▶ [INSTRUCTIONS FOR THE TASK] Make an exact copy of the lines below.

[Figure record listings]
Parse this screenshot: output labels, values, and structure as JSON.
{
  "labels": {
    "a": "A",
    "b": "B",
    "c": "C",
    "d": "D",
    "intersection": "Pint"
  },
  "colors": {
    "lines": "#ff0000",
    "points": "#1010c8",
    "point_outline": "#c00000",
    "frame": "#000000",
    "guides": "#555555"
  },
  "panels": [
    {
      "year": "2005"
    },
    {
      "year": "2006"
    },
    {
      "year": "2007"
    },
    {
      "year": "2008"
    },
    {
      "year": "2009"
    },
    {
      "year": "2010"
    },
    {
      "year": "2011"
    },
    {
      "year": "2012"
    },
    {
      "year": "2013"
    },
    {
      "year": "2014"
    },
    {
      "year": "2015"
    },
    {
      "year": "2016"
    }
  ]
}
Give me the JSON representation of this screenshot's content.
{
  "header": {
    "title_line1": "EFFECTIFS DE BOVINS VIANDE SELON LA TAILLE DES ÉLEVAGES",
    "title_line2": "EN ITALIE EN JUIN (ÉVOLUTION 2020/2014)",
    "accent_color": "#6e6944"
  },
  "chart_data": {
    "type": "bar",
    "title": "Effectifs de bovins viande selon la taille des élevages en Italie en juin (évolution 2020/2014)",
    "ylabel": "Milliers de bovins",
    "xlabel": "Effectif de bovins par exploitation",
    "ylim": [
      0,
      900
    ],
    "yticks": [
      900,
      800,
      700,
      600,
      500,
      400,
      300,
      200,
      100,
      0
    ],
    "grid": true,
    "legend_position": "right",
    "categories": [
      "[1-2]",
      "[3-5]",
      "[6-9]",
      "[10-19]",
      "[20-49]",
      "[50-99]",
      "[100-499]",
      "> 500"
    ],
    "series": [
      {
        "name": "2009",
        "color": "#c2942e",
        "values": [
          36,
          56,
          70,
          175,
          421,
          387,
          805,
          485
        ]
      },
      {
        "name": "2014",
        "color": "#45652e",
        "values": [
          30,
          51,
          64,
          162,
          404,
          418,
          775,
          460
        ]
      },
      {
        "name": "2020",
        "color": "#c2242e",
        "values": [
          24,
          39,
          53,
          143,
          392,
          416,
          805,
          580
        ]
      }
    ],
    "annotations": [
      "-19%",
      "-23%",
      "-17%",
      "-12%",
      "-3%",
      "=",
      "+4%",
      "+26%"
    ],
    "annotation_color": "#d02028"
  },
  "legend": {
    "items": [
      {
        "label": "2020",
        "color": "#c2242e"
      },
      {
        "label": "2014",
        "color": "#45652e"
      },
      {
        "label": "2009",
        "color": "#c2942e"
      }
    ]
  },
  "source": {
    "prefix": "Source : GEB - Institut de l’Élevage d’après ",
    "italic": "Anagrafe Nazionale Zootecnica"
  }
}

▶ [EXERCISE SOLUTION]
Parse this screenshot: output labels, values, and structure as JSON.
{
  "labels": {
    "a": "A",
    "b": "B",
    "c": "C",
    "d": "D",
    "intersection": "Pint"
  },
  "colors": {
    "lines": "#ff0000",
    "points": "#1010c8",
    "point_outline": "#c00000",
    "frame": "#000000",
    "guides": "#555555"
  },
  "panels": [
    {
      "year": "2005"
    },
    {
      "year": "2006"
    },
    {
      "year": "2007"
    },
    {
      "year": "2008"
    },
    {
      "year": "2009"
    },
    {
      "year": "2010"
    },
    {
      "year": "2011"
    },
    {
      "year": "2012"
    },
    {
      "year": "2013"
    },
    {
      "year": "2014"
    },
    {
      "year": "2015"
    },
    {
      "year": "2016"
    }
  ]
}
Give me the JSON representation of this screenshot's content.
{
  "header": {
    "title_line1": "EFFECTIFS DE BOVINS VIANDE SELON LA TAILLE DES ÉLEVAGES",
    "title_line2": "EN ITALIE EN JUIN (ÉVOLUTION 2020/2014)",
    "accent_color": "#6e6944"
  },
  "chart_data": {
    "type": "bar",
    "title": "Effectifs de bovins viande selon la taille des élevages en Italie en juin (évolution 2020/2014)",
    "ylabel": "Milliers de bovins",
    "xlabel": "Effectif de bovins par exploitation",
    "ylim": [
      0,
      900
    ],
    "yticks": [
      900,
      800,
      700,
      600,
      500,
      400,
      300,
      200,
      100,
      0
    ],
    "grid": true,
    "legend_position": "right",
    "categories": [
      "[1-2]",
      "[3-5]",
      "[6-9]",
      "[10-19]",
      "[20-49]",
      "[50-99]",
      "[100-499]",
      "> 500"
    ],
    "series": [
      {
        "name": "2009",
        "color": "#c2942e",
        "values": [
          36,
          56,
          70,
          175,
          421,
          387,
          805,
          485
        ]
      },
      {
        "name": "2014",
        "color": "#45652e",
        "values": [
          30,
          51,
          64,
          162,
          404,
          418,
          775,
          460
        ]
      },
      {
        "name": "2020",
        "color": "#c2242e",
        "values": [
          24,
          39,
          53,
          143,
          392,
          416,
          805,
          580
        ]
      }
    ],
    "annotations": [
      "-19%",
      "-23%",
      "-17%",
      "-12%",
      "-3%",
      "=",
      "+4%",
      "+26%"
    ],
    "annotation_color": "#d02028"
  },
  "legend": {
    "items": [
      {
        "label": "2020",
        "color": "#c2242e"
      },
      {
        "label": "2014",
        "color": "#45652e"
      },
      {
        "label": "2009",
        "color": "#c2942e"
      }
    ]
  },
  "source": {
    "prefix": "Source : GEB - Institut de l’Élevage d’après ",
    "italic": "Anagrafe Nazionale Zootecnica"
  }
}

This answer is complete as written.